PROBLEM TO SOLVE
Output the entries verbatim, including every line.

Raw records
────────

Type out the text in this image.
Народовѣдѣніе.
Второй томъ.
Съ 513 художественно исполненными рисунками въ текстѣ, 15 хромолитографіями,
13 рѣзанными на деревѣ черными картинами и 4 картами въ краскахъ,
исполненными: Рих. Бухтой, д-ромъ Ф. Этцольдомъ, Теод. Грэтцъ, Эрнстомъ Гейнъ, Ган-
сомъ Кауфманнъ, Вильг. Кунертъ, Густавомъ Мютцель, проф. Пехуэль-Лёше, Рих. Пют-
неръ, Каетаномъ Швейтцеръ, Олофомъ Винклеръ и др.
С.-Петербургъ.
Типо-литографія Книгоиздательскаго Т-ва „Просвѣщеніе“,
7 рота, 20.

────────

RESULT FOR THIS EXERCISE
Type out the text in this image.
Народовѣдѣніе.
Второй томъ.
Съ 513 художественно исполненными рисунками въ текстѣ, 15 хромолитографіями,
13 рѣзанными на деревѣ черными картинами и 4 картами въ краскахъ,
исполненными: Рих. Бухтой, д-ромъ Ф. Этцольдомъ, Теод. Грэтцъ, Эрнстомъ Гейнъ, Ган-
сомъ Кауфманнъ, Вильг. Кунертъ, Густавомъ Мютцель, проф. Пехуэль-Лёше, Рих. Пют-
неръ, Каетаномъ Швейтцеръ, Олофомъ Винклеръ и др.
С.-Петербургъ.
Типо-литографія Книгоиздательскаго Т-ва „Просвѣщеніе“,
7 рота, 20.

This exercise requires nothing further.